§ **TASK GOAL**
Find the number of lines in these records where the word "only" appears. Reply with that number and nothing more.

* START *

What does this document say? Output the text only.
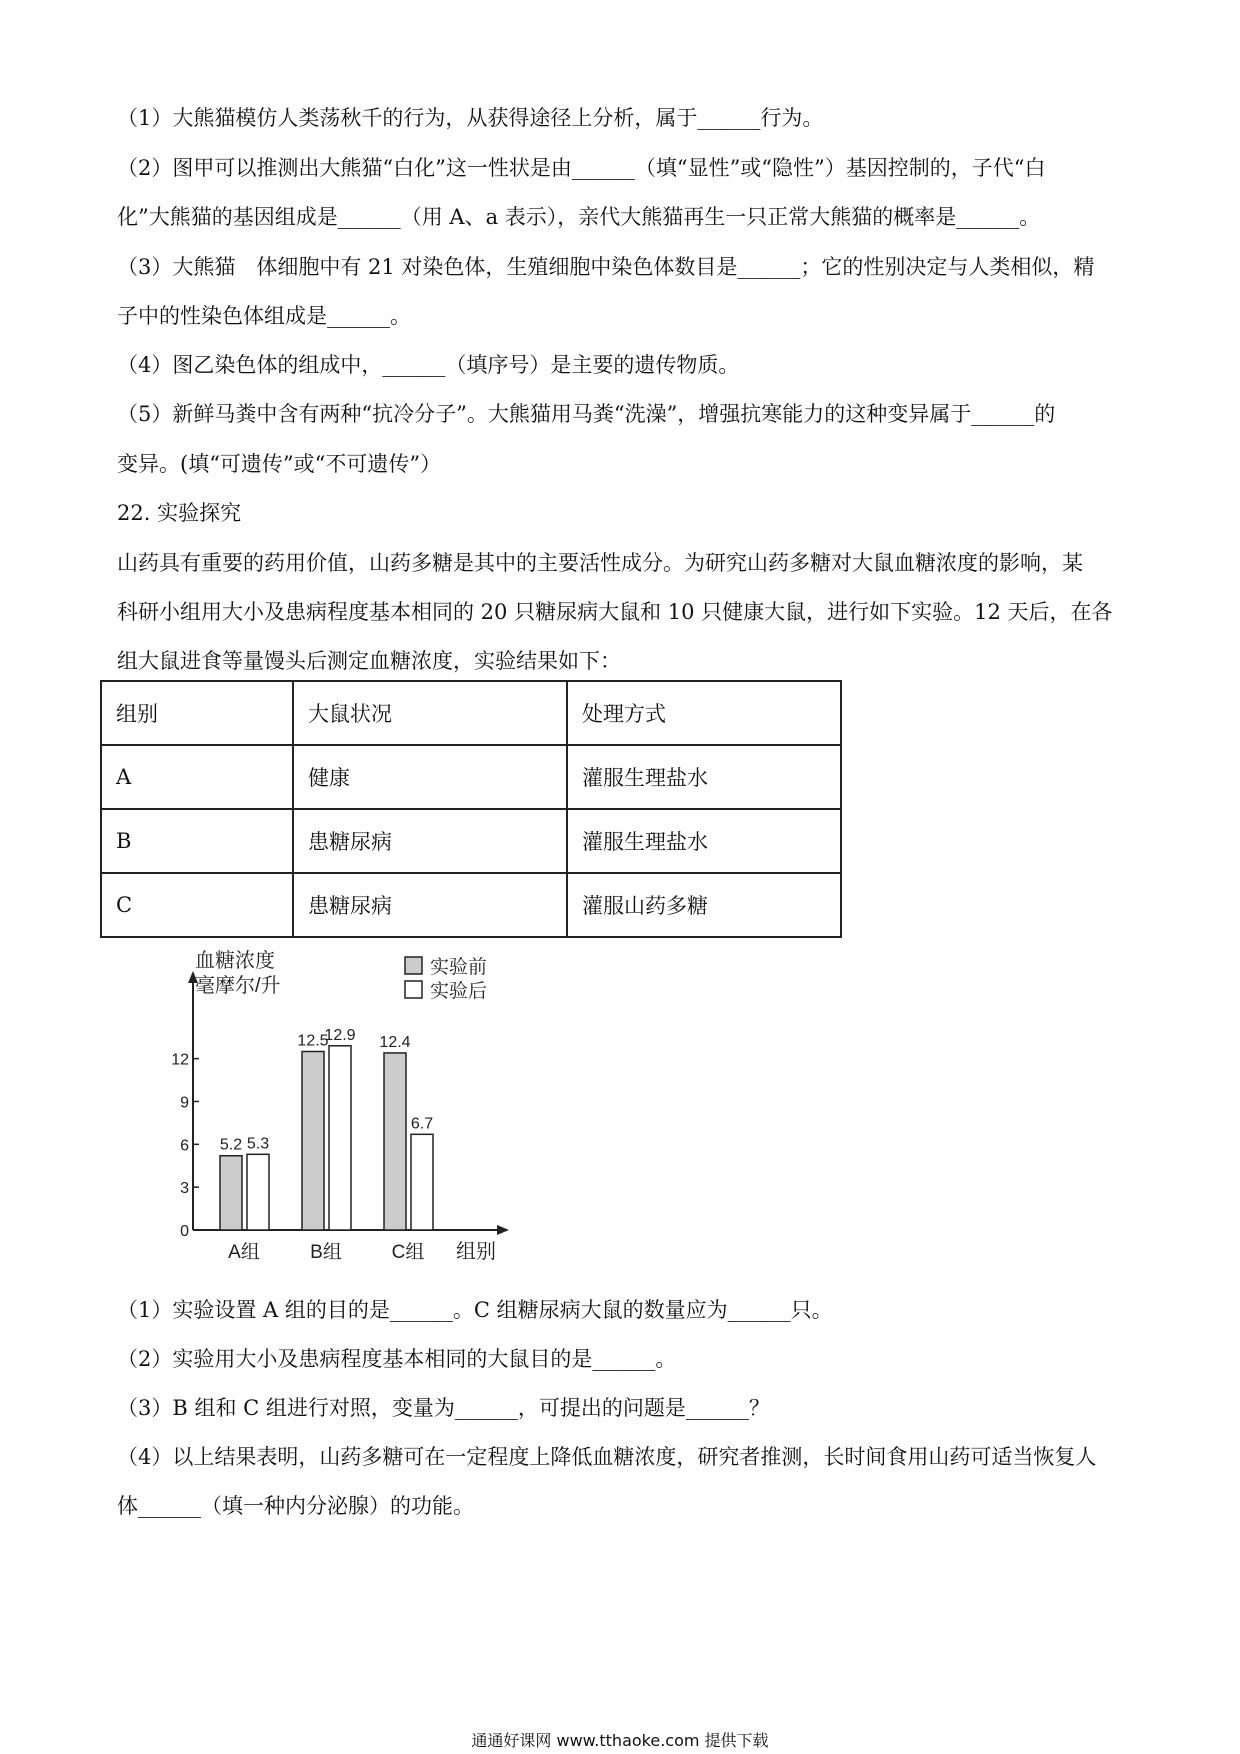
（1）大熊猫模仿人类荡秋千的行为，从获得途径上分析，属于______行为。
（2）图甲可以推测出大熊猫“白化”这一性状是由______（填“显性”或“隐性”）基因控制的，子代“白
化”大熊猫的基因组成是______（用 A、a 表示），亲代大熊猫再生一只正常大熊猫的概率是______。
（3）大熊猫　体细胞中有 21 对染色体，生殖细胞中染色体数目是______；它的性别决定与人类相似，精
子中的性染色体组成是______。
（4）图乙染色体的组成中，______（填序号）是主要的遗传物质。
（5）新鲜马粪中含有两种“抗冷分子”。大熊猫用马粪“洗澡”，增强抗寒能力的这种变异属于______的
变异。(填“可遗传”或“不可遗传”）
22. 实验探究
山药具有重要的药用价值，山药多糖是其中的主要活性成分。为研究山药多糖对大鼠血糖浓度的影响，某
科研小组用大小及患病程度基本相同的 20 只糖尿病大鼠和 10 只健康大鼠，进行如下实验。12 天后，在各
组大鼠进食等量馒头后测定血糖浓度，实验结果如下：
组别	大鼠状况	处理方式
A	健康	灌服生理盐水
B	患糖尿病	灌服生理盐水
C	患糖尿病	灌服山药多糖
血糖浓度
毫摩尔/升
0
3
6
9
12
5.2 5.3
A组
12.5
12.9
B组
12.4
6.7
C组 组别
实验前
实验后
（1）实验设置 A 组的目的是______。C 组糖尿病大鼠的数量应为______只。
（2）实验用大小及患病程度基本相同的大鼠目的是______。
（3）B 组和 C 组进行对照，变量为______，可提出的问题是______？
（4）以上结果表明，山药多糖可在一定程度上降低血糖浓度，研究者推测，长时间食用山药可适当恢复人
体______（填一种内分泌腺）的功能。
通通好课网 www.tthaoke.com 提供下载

* END *
* START *

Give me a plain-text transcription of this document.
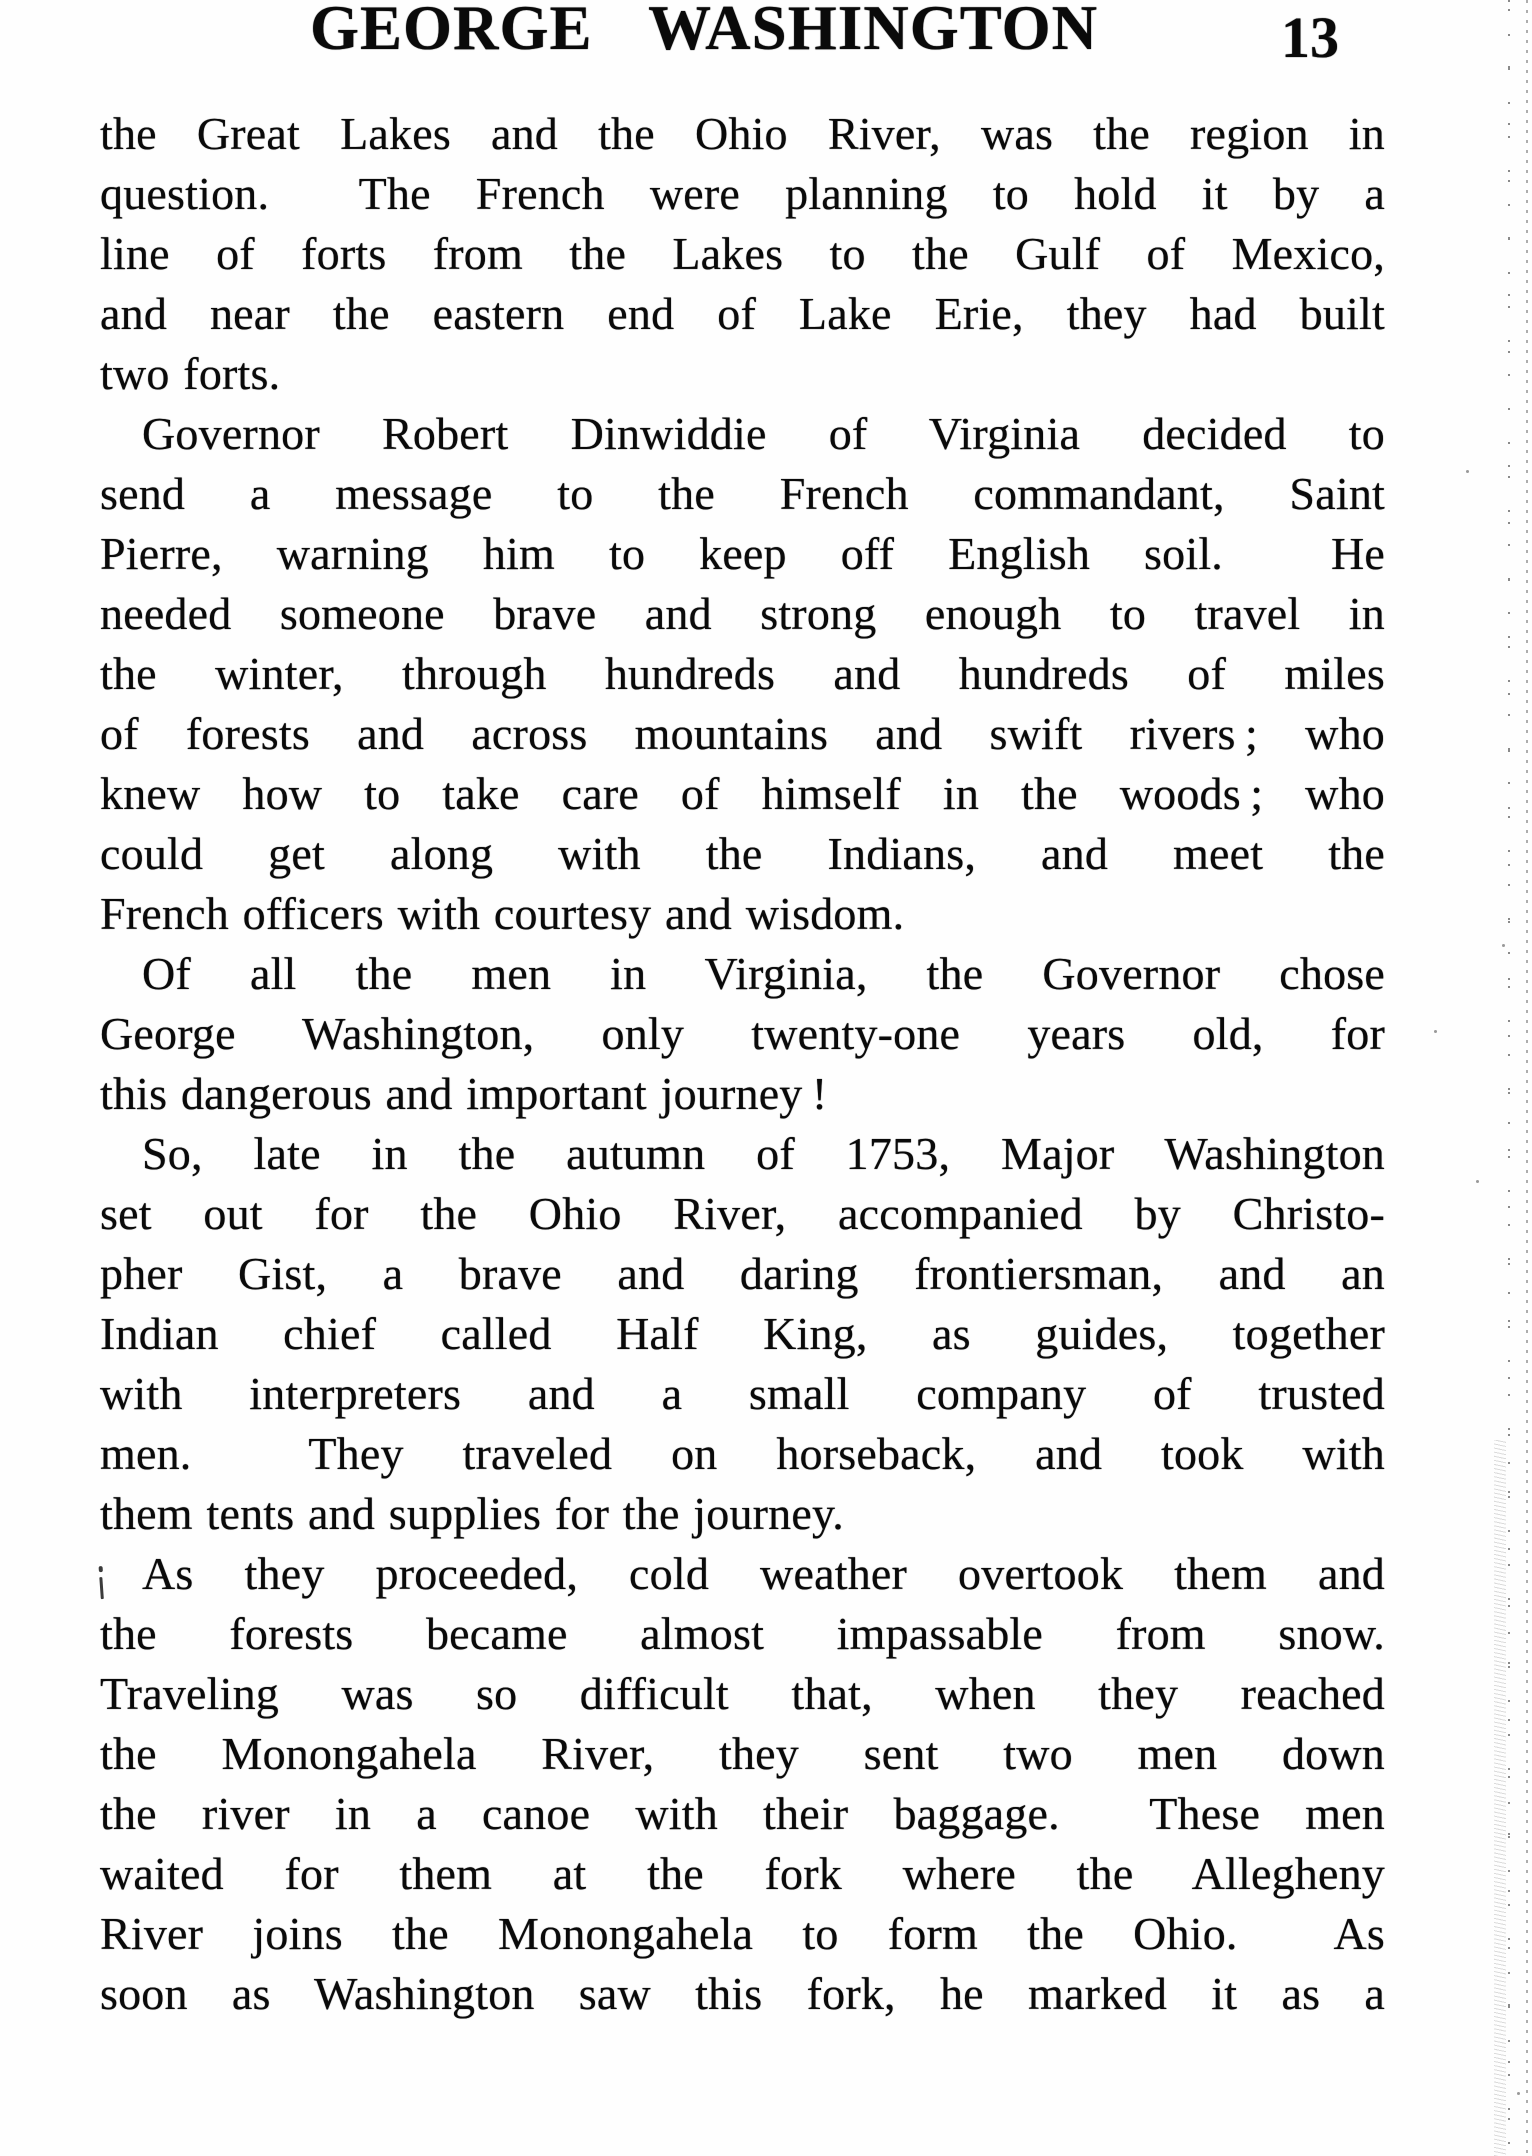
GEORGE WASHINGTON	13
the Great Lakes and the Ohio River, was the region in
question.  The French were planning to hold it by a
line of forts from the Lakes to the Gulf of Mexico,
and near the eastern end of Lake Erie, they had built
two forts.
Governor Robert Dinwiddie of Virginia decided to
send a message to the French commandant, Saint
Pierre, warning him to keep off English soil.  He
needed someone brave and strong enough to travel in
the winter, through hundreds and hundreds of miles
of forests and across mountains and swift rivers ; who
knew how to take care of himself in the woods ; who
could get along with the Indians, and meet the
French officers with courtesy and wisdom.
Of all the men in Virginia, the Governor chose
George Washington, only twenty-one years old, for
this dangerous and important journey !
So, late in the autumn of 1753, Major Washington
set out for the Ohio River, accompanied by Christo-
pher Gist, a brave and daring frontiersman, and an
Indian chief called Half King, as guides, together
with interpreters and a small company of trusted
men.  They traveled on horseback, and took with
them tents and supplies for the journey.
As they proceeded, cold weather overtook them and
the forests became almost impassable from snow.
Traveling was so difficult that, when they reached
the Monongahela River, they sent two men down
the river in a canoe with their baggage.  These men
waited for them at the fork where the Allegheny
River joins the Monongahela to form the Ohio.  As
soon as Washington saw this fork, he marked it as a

* END *
* START *

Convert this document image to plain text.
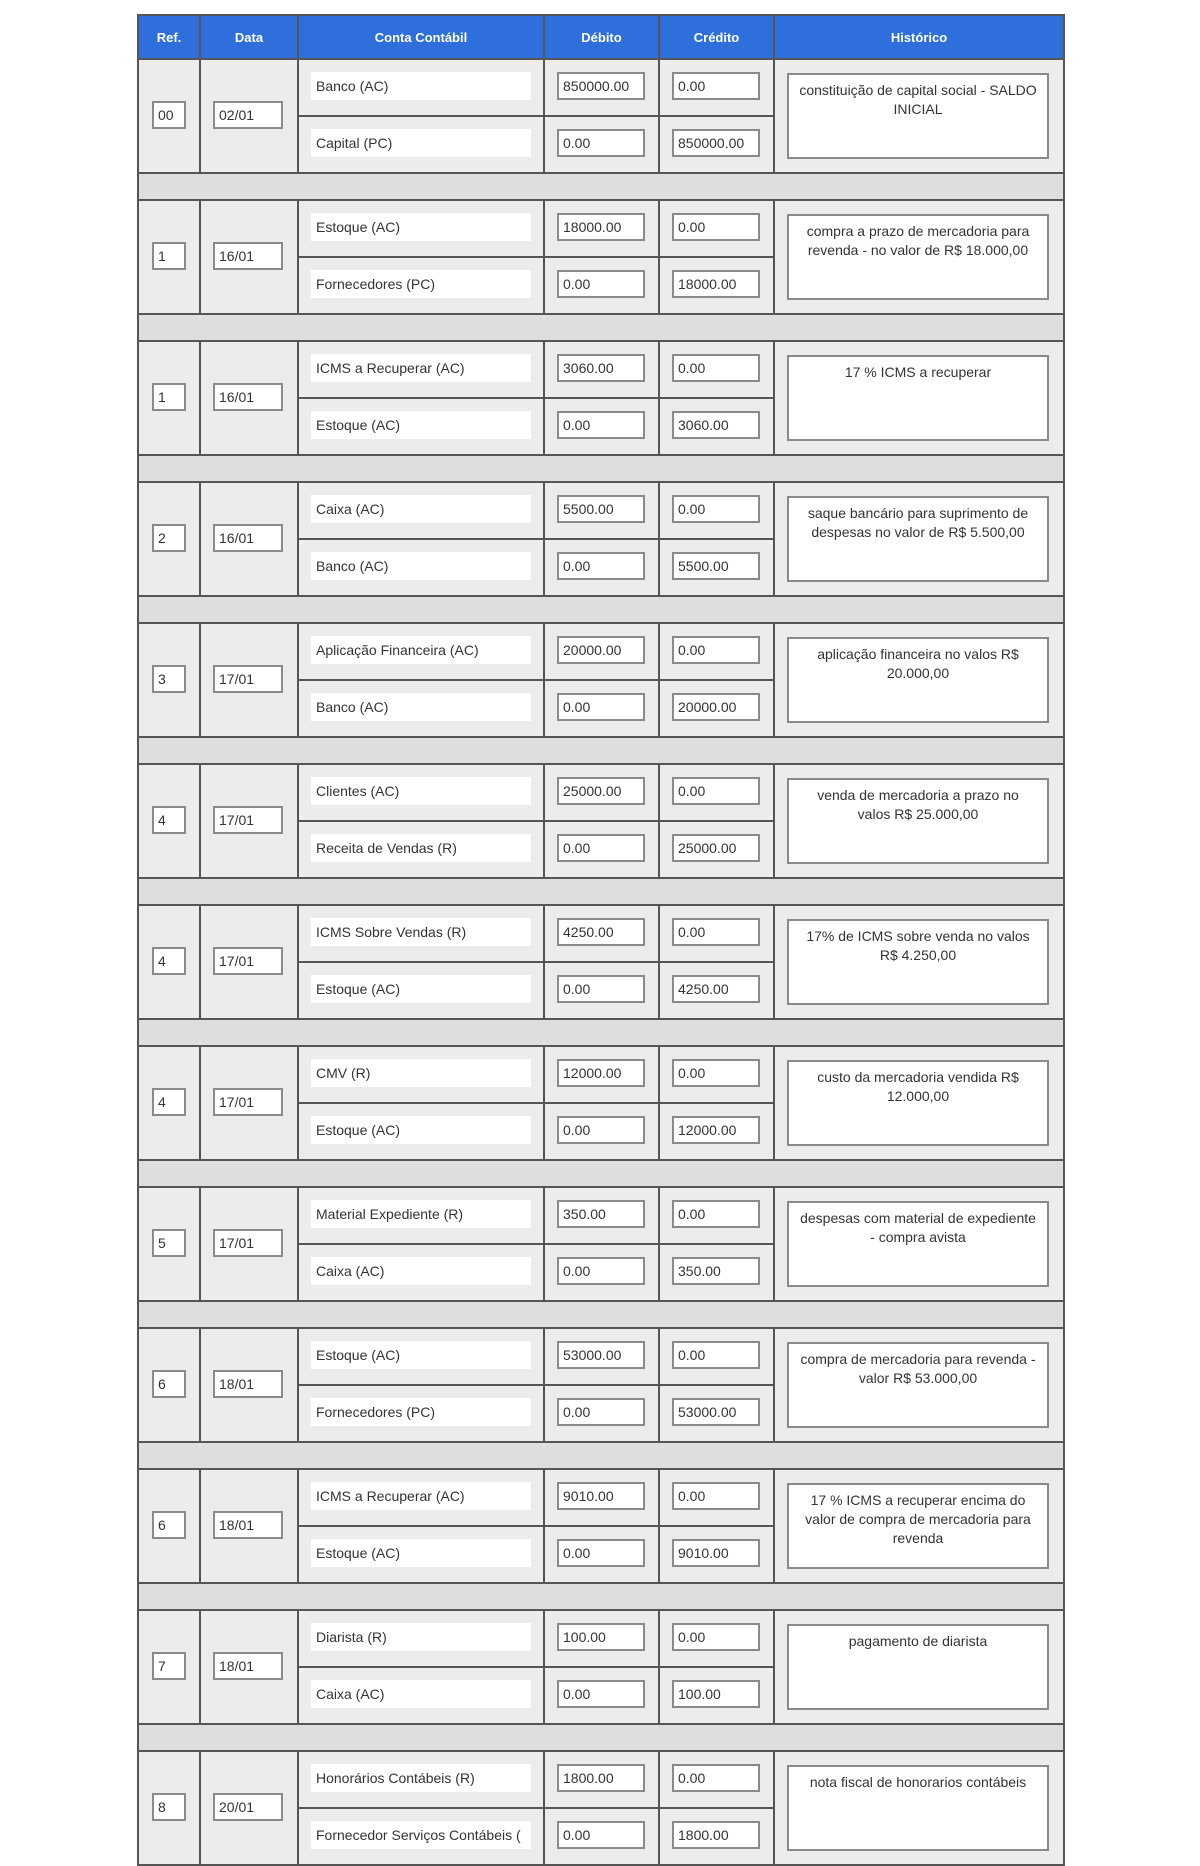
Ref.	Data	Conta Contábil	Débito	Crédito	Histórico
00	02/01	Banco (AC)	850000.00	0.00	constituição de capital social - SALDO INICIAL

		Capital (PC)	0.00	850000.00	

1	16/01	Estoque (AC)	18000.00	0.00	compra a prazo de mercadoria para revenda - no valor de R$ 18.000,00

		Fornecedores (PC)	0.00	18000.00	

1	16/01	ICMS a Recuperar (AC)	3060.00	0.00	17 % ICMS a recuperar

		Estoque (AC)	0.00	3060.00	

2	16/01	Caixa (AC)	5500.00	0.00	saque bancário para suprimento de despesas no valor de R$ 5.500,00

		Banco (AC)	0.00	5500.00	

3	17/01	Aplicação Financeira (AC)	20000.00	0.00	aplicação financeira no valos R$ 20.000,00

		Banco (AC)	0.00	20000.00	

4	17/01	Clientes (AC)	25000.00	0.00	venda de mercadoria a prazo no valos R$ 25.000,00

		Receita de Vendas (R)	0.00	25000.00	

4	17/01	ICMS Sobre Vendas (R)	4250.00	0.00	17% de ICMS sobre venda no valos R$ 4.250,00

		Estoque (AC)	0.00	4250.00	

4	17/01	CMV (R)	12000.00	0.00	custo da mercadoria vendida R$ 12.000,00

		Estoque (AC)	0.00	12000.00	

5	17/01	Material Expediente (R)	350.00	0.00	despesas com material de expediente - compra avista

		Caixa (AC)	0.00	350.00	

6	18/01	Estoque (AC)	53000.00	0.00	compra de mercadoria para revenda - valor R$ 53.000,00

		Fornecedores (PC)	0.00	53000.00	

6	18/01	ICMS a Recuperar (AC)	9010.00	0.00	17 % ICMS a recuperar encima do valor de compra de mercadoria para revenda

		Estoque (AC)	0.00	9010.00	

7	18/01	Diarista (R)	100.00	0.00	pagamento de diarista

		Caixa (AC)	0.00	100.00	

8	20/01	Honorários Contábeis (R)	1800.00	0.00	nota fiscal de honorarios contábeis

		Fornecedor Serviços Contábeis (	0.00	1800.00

* END *

§ **PROBLEM SOLUTION**
2